▶ _RECORDS_
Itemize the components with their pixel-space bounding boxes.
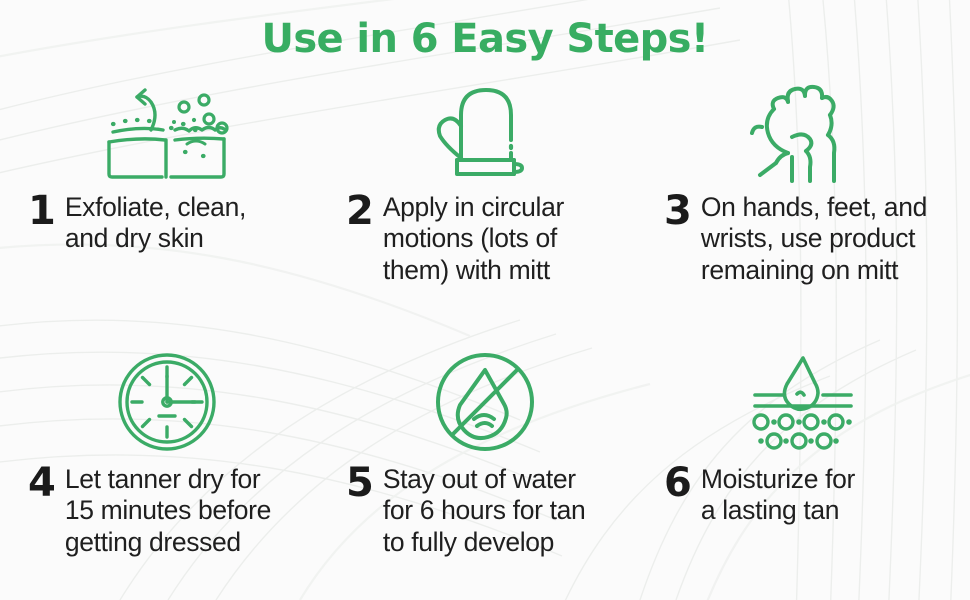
- step-6-icon-box: [741, 346, 865, 458]
- exfoliating-skin-icon: [99, 84, 235, 184]
- step-card-5: 5 Stay out of water for 6 hours for tan …: [326, 340, 644, 600]
- steps-grid: 1 Exfoliate, clean, and dry skin: [0, 78, 970, 600]
- step-card-6: 6 Moisturize for a lasting tan: [644, 340, 962, 600]
- clock-icon: [115, 350, 219, 454]
- step-4-icon-box: [115, 346, 219, 458]
- infographic-root: Use in 6 Easy Steps!: [0, 0, 970, 600]
- step-number-5: 5: [346, 463, 374, 504]
- step-text-5: Stay out of water for 6 hours for tan to…: [383, 464, 586, 558]
- step-6-body: 6 Moisturize for a lasting tan: [658, 464, 948, 527]
- step-card-2: 2 Apply in circular motions (lots of the…: [326, 78, 644, 340]
- step-text-4: Let tanner dry for 15 minutes before get…: [65, 464, 271, 558]
- step-text-2: Apply in circular motions (lots of them)…: [383, 192, 564, 286]
- step-card-4: 4 Let tanner dry for 15 minutes before g…: [8, 340, 326, 600]
- step-2-icon-box: [430, 80, 540, 188]
- step-1-icon-box: [99, 80, 235, 188]
- step-5-body: 5 Stay out of water for 6 hours for tan …: [340, 464, 630, 558]
- step-3-icon-box: [742, 80, 864, 188]
- step-4-body: 4 Let tanner dry for 15 minutes before g…: [22, 464, 312, 558]
- step-text-1: Exfoliate, clean, and dry skin: [65, 192, 246, 255]
- step-number-1: 1: [28, 191, 56, 232]
- step-card-1: 1 Exfoliate, clean, and dry skin: [8, 78, 326, 340]
- no-water-droplet-icon: [432, 349, 538, 455]
- rubbing-hands-icon: [742, 81, 864, 187]
- step-3-body: 3 On hands, feet, and wrists, use produc…: [658, 192, 948, 286]
- step-number-4: 4: [28, 463, 56, 504]
- page-title: Use in 6 Easy Steps!: [0, 18, 970, 60]
- moisturize-skin-icon: [741, 352, 865, 452]
- step-2-body: 2 Apply in circular motions (lots of the…: [340, 192, 630, 286]
- step-number-3: 3: [664, 191, 692, 232]
- title-container: Use in 6 Easy Steps!: [0, 0, 970, 78]
- tanning-mitt-icon: [430, 82, 540, 186]
- step-number-6: 6: [664, 463, 692, 504]
- step-text-3: On hands, feet, and wrists, use product …: [701, 192, 927, 286]
- step-text-6: Moisturize for a lasting tan: [701, 464, 855, 527]
- step-number-2: 2: [346, 191, 374, 232]
- step-card-3: 3 On hands, feet, and wrists, use produc…: [644, 78, 962, 340]
- step-1-body: 1 Exfoliate, clean, and dry skin: [22, 192, 312, 255]
- step-5-icon-box: [432, 346, 538, 458]
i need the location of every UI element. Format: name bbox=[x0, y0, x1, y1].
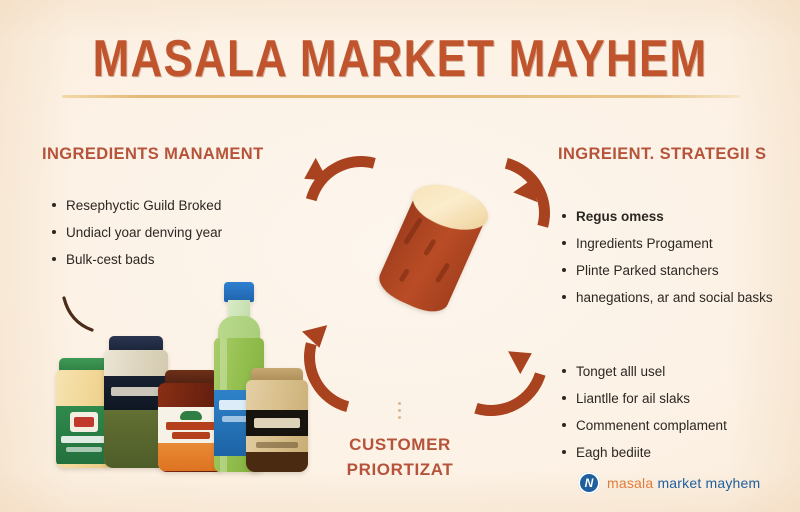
list-item: hanegations, ar and social basks bbox=[560, 284, 773, 311]
jar-contents bbox=[246, 452, 308, 472]
bottle-cap bbox=[224, 282, 254, 302]
jar-label bbox=[246, 410, 308, 436]
label-text-line bbox=[254, 418, 300, 428]
logo-monogram-icon: N bbox=[578, 472, 600, 494]
list-item: Liantlle for ail slaks bbox=[560, 385, 727, 412]
caption-dot-divider bbox=[396, 402, 402, 419]
list-item: Resephyctic Guild Broked bbox=[50, 192, 222, 219]
label-badge bbox=[70, 412, 98, 432]
list-item: Commenent complament bbox=[560, 412, 727, 439]
label-text-line bbox=[166, 422, 216, 430]
list-item: Eagh bediite bbox=[560, 439, 727, 466]
list-item: Regus omess bbox=[560, 203, 773, 230]
label-text-line bbox=[66, 447, 102, 452]
center-caption: CUSTOMER PRIORTIZAT bbox=[300, 432, 500, 482]
leaf-icon bbox=[180, 411, 202, 420]
logo-word-one: masala bbox=[607, 475, 653, 491]
logo-wordmark: masala market mayhem bbox=[607, 475, 760, 491]
product-group-image bbox=[52, 282, 278, 472]
page-title: MASALA MARKET MAYHEM bbox=[0, 30, 800, 89]
label-text-line bbox=[256, 442, 298, 448]
brand-logo: N masala market mayhem bbox=[578, 472, 760, 494]
label-text-line bbox=[172, 432, 210, 439]
list-item: Undiacl yoar denving year bbox=[50, 219, 222, 246]
center-caption-line2: PRIORTIZAT bbox=[300, 457, 500, 482]
list-item: Ingredients Progament bbox=[560, 230, 773, 257]
logo-word-two: market mayhem bbox=[657, 475, 760, 491]
center-caption-line1: CUSTOMER bbox=[300, 432, 500, 457]
label-text-line bbox=[61, 436, 107, 443]
left-bullet-list: Resephyctic Guild Broked Undiacl yoar de… bbox=[50, 192, 222, 273]
infographic-poster: MASALA MARKET MAYHEM INGREDIENTS MANAMEN… bbox=[0, 0, 800, 512]
jar-glass bbox=[246, 380, 308, 472]
title-underline-rule bbox=[62, 95, 740, 98]
right-bullet-list-secondary: Tonget alll usel Liantlle for ail slaks … bbox=[560, 358, 727, 466]
kraft-jar-beige-lid bbox=[246, 368, 308, 472]
list-item: Plinte Parked stanchers bbox=[560, 257, 773, 284]
label-text-line bbox=[111, 387, 161, 396]
right-column-heading: INGREIENT. STRATEGII S bbox=[558, 145, 766, 164]
list-item: Bulk-cest bads bbox=[50, 246, 222, 273]
left-column-heading: INGREDIENTS MANAMENT bbox=[42, 145, 264, 164]
right-bullet-list-primary: Regus omess Ingredients Progament Plinte… bbox=[560, 203, 773, 311]
list-item: Tonget alll usel bbox=[560, 358, 727, 385]
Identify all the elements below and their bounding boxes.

▶ _GIVEN TASK_
Can you repeat every row above word for word, leaving out the pictures?

▶ _SOLUTION FOR THIS EXERCISE_
Itemize the components with their pixel-space bounding boxes.
- step-6-icon-box: [741, 346, 865, 458]
- exfoliating-skin-icon: [99, 84, 235, 184]
- step-card-5: 5 Stay out of water for 6 hours for tan …: [326, 340, 644, 600]
- steps-grid: 1 Exfoliate, clean, and dry skin: [0, 78, 970, 600]
- step-card-6: 6 Moisturize for a lasting tan: [644, 340, 962, 600]
- clock-icon: [115, 350, 219, 454]
- step-4-icon-box: [115, 346, 219, 458]
- infographic-root: Use in 6 Easy Steps!: [0, 0, 970, 600]
- step-number-5: 5: [346, 463, 374, 504]
- step-text-5: Stay out of water for 6 hours for tan to…: [383, 464, 586, 558]
- step-6-body: 6 Moisturize for a lasting tan: [658, 464, 948, 527]
- step-card-2: 2 Apply in circular motions (lots of the…: [326, 78, 644, 340]
- step-text-4: Let tanner dry for 15 minutes before get…: [65, 464, 271, 558]
- step-text-2: Apply in circular motions (lots of them)…: [383, 192, 564, 286]
- step-card-4: 4 Let tanner dry for 15 minutes before g…: [8, 340, 326, 600]
- step-2-icon-box: [430, 80, 540, 188]
- step-1-icon-box: [99, 80, 235, 188]
- step-5-body: 5 Stay out of water for 6 hours for tan …: [340, 464, 630, 558]
- step-3-icon-box: [742, 80, 864, 188]
- step-4-body: 4 Let tanner dry for 15 minutes before g…: [22, 464, 312, 558]
- step-text-1: Exfoliate, clean, and dry skin: [65, 192, 246, 255]
- step-number-1: 1: [28, 191, 56, 232]
- step-card-1: 1 Exfoliate, clean, and dry skin: [8, 78, 326, 340]
- no-water-droplet-icon: [432, 349, 538, 455]
- rubbing-hands-icon: [742, 81, 864, 187]
- step-3-body: 3 On hands, feet, and wrists, use produc…: [658, 192, 948, 286]
- step-number-4: 4: [28, 463, 56, 504]
- page-title: Use in 6 Easy Steps!: [0, 18, 970, 60]
- moisturize-skin-icon: [741, 352, 865, 452]
- step-2-body: 2 Apply in circular motions (lots of the…: [340, 192, 630, 286]
- step-number-3: 3: [664, 191, 692, 232]
- title-container: Use in 6 Easy Steps!: [0, 0, 970, 78]
- tanning-mitt-icon: [430, 82, 540, 186]
- step-number-6: 6: [664, 463, 692, 504]
- step-text-3: On hands, feet, and wrists, use product …: [701, 192, 927, 286]
- step-text-6: Moisturize for a lasting tan: [701, 464, 855, 527]
- step-number-2: 2: [346, 191, 374, 232]
- step-card-3: 3 On hands, feet, and wrists, use produc…: [644, 78, 962, 340]
- step-1-body: 1 Exfoliate, clean, and dry skin: [22, 192, 312, 255]
- step-5-icon-box: [432, 346, 538, 458]
i need the location of every UI element. Format: name bbox=[x0, y0, x1, y1].
list-item: hanegations, ar and social basks bbox=[560, 284, 773, 311]
jar-contents bbox=[246, 452, 308, 472]
bottle-cap bbox=[224, 282, 254, 302]
jar-label bbox=[246, 410, 308, 436]
label-text-line bbox=[254, 418, 300, 428]
logo-monogram-icon: N bbox=[578, 472, 600, 494]
list-item: Liantlle for ail slaks bbox=[560, 385, 727, 412]
caption-dot-divider bbox=[396, 402, 402, 419]
list-item: Resephyctic Guild Broked bbox=[50, 192, 222, 219]
label-badge bbox=[70, 412, 98, 432]
list-item: Commenent complament bbox=[560, 412, 727, 439]
label-text-line bbox=[166, 422, 216, 430]
list-item: Eagh bediite bbox=[560, 439, 727, 466]
list-item: Regus omess bbox=[560, 203, 773, 230]
label-text-line bbox=[66, 447, 102, 452]
center-caption: CUSTOMER PRIORTIZAT bbox=[300, 432, 500, 482]
leaf-icon bbox=[180, 411, 202, 420]
logo-word-one: masala bbox=[607, 475, 653, 491]
logo-wordmark: masala market mayhem bbox=[607, 475, 760, 491]
product-group-image bbox=[52, 282, 278, 472]
page-title: MASALA MARKET MAYHEM bbox=[0, 30, 800, 89]
label-text-line bbox=[256, 442, 298, 448]
brand-logo: N masala market mayhem bbox=[578, 472, 760, 494]
label-text-line bbox=[172, 432, 210, 439]
list-item: Undiacl yoar denving year bbox=[50, 219, 222, 246]
center-caption-line2: PRIORTIZAT bbox=[300, 457, 500, 482]
list-item: Ingredients Progament bbox=[560, 230, 773, 257]
logo-word-two: market mayhem bbox=[657, 475, 760, 491]
center-caption-line1: CUSTOMER bbox=[300, 432, 500, 457]
label-text-line bbox=[61, 436, 107, 443]
left-bullet-list: Resephyctic Guild Broked Undiacl yoar de… bbox=[50, 192, 222, 273]
infographic-poster: MASALA MARKET MAYHEM INGREDIENTS MANAMEN… bbox=[0, 0, 800, 512]
jar-glass bbox=[246, 380, 308, 472]
title-underline-rule bbox=[62, 95, 740, 98]
right-bullet-list-secondary: Tonget alll usel Liantlle for ail slaks … bbox=[560, 358, 727, 466]
kraft-jar-beige-lid bbox=[246, 368, 308, 472]
list-item: Plinte Parked stanchers bbox=[560, 257, 773, 284]
label-text-line bbox=[111, 387, 161, 396]
right-column-heading: INGREIENT. STRATEGII S bbox=[558, 145, 766, 164]
list-item: Bulk-cest bads bbox=[50, 246, 222, 273]
left-column-heading: INGREDIENTS MANAMENT bbox=[42, 145, 264, 164]
right-bullet-list-primary: Regus omess Ingredients Progament Plinte… bbox=[560, 203, 773, 311]
list-item: Tonget alll usel bbox=[560, 358, 727, 385]
Identify all the elements below and their bounding boxes.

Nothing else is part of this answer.